## What is required
Could you copy out the lines below verbatim, starting at the first one and ending at the line that contains "signal-icon xyxy=(842,63,904,101)", both included?

-- -- --

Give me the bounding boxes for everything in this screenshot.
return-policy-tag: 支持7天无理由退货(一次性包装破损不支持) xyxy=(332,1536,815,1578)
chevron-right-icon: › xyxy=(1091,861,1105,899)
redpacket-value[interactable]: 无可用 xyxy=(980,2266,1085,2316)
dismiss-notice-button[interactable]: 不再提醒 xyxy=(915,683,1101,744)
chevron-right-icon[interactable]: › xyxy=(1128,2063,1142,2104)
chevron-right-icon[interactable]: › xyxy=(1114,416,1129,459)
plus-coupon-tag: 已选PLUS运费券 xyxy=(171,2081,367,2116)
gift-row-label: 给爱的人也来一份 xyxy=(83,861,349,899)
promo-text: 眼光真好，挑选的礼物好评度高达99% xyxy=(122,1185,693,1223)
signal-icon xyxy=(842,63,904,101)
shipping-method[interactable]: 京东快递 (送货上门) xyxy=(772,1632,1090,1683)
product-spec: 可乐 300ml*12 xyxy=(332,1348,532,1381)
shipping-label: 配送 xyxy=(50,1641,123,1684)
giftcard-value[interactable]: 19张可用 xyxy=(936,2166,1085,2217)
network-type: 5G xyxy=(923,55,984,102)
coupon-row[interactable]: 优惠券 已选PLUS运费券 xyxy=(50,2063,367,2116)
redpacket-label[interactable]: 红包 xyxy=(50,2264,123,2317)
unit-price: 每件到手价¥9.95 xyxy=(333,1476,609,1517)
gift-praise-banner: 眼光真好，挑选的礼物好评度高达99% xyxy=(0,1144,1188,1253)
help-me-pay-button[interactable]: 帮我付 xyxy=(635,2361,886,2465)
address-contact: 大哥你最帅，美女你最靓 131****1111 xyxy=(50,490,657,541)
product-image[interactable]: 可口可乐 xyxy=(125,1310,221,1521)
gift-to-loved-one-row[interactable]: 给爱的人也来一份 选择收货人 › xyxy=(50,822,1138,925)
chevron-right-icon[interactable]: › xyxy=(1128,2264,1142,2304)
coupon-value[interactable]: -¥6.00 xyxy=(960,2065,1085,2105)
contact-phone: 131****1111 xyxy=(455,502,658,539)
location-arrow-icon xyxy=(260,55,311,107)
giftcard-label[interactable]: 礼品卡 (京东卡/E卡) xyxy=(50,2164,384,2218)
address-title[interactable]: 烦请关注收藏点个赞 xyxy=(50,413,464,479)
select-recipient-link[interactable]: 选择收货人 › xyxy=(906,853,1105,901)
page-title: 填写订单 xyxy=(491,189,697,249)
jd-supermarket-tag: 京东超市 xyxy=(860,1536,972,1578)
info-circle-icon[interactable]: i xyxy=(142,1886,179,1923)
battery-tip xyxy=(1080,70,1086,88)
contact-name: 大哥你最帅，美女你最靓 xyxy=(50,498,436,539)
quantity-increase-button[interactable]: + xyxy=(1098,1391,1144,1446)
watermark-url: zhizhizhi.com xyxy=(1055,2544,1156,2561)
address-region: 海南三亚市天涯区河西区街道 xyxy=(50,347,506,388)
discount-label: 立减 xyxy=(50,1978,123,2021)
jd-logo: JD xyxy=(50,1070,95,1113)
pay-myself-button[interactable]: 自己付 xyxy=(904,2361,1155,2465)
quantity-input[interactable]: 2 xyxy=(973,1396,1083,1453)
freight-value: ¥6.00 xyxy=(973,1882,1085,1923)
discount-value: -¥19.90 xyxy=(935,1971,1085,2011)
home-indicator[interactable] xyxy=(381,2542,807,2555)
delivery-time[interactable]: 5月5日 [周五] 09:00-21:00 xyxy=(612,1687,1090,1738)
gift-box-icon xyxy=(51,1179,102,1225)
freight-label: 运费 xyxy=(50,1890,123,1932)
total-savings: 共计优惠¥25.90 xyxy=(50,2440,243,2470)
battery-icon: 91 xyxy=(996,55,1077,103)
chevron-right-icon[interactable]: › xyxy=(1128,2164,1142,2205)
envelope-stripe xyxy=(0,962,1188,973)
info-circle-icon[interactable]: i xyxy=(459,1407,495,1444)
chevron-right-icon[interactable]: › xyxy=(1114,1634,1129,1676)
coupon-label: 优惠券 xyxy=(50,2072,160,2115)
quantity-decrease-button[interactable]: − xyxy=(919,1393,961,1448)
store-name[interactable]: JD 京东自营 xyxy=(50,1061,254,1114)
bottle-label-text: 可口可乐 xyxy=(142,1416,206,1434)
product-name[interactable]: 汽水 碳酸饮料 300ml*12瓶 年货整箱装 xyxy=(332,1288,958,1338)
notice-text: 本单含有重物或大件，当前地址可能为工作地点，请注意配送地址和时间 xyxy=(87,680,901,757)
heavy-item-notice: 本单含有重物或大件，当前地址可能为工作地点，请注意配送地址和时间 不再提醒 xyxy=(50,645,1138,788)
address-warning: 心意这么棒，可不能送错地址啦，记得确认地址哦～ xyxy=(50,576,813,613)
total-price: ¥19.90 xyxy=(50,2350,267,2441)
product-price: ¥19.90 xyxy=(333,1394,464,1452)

-- -- --

## Result for this task
Give me the bounding boxes for everything in this screenshot.
return-policy-tag: 支持7天无理由退货(一次性包装破损不支持) xyxy=(332,1536,815,1578)
chevron-right-icon: › xyxy=(1091,861,1105,899)
redpacket-value[interactable]: 无可用 xyxy=(980,2266,1085,2316)
dismiss-notice-button[interactable]: 不再提醒 xyxy=(915,683,1101,744)
chevron-right-icon[interactable]: › xyxy=(1128,2063,1142,2104)
chevron-right-icon[interactable]: › xyxy=(1114,416,1129,459)
plus-coupon-tag: 已选PLUS运费券 xyxy=(171,2081,367,2116)
gift-row-label: 给爱的人也来一份 xyxy=(83,861,349,899)
promo-text: 眼光真好，挑选的礼物好评度高达99% xyxy=(122,1185,693,1223)
signal-icon xyxy=(842,63,904,101)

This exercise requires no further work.